The problem – Collect every line of the data below that contains the string "rate", treating uppercase and lowercase letters as different.

begin Listing

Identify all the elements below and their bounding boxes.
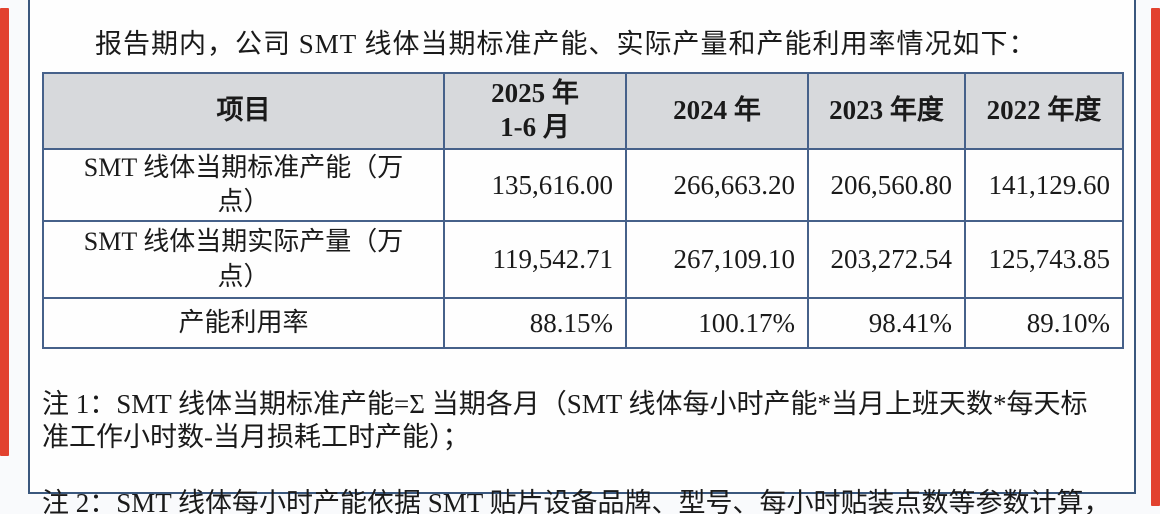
- footnotes-block: 注 1：SMT 线体当期标准产能=Σ 当期各月（SMT 线体每小时产能*当月上班…: [42, 355, 1142, 514]
- right-edge-highlight-bar: [1151, 8, 1160, 506]
- footnote-2: 注 2：SMT 线体每小时产能依据 SMT 贴片设备品牌、型号、每小时贴装点数等…: [42, 488, 1111, 514]
- standard-capacity-2024: 266,663.20: [625, 148, 809, 222]
- actual-output-2025-h1: 119,542.71: [443, 220, 627, 299]
- standard-capacity-2025-h1: 135,616.00: [443, 148, 627, 222]
- actual-output-2023: 203,272.54: [807, 220, 966, 299]
- actual-output-2022: 125,743.85: [964, 220, 1124, 299]
- actual-output-label: SMT 线体当期实际产量（万 点）: [42, 220, 445, 299]
- header-cell-2025-h1: 2025 年 1-6 月: [443, 72, 627, 150]
- utilization-rate-2024: 100.17%: [625, 297, 809, 349]
- table-row-actual-output: SMT 线体当期实际产量（万 点） 119,542.71 267,109.10 …: [42, 220, 1124, 299]
- header-cell-2024: 2024 年: [625, 72, 809, 150]
- header-cell-2023: 2023 年度: [807, 72, 966, 150]
- intro-paragraph: 报告期内，公司 SMT 线体当期标准产能、实际产量和产能利用率情况如下：: [95, 29, 1037, 59]
- table-row-utilization-rate: 产能利用率 88.15% 100.17% 98.41% 89.10%: [42, 297, 1124, 349]
- actual-output-2024: 267,109.10: [625, 220, 809, 299]
- utilization-rate-2022: 89.10%: [964, 297, 1124, 349]
- capacity-utilization-table: 项目 2025 年 1-6 月 2024 年 2023 年度 2022 年度 S…: [42, 72, 1124, 349]
- utilization-rate-label: 产能利用率: [42, 297, 445, 349]
- standard-capacity-2022: 141,129.60: [964, 148, 1124, 222]
- standard-capacity-2023: 206,560.80: [807, 148, 966, 222]
- left-edge-highlight-bar: [0, 8, 9, 456]
- footnote-1: 注 1：SMT 线体当期标准产能=Σ 当期各月（SMT 线体每小时产能*当月上班…: [42, 389, 1088, 452]
- standard-capacity-label: SMT 线体当期标准产能（万 点）: [42, 148, 445, 222]
- utilization-rate-2023: 98.41%: [807, 297, 966, 349]
- header-cell-2022: 2022 年度: [964, 72, 1124, 150]
- table-header-row: 项目 2025 年 1-6 月 2024 年 2023 年度 2022 年度: [42, 72, 1124, 150]
- table-row-standard-capacity: SMT 线体当期标准产能（万 点） 135,616.00 266,663.20 …: [42, 148, 1124, 222]
- header-cell-item: 项目: [42, 72, 445, 150]
- utilization-rate-2025-h1: 88.15%: [443, 297, 627, 349]
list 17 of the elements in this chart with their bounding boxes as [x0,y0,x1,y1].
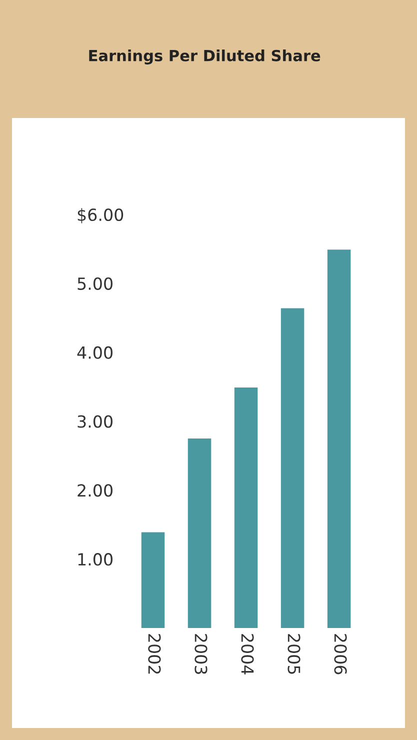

end Listing

Correct result –
- utilization-rate-2024: 100.17%: [625, 297, 809, 349]
- table-row-utilization-rate: 产能利用率 88.15% 100.17% 98.41% 89.10%: [42, 297, 1124, 349]
- utilization-rate-2022: 89.10%: [964, 297, 1124, 349]
- utilization-rate-label: 产能利用率: [42, 297, 445, 349]
- utilization-rate-2023: 98.41%: [807, 297, 966, 349]
- utilization-rate-2025-h1: 88.15%: [443, 297, 627, 349]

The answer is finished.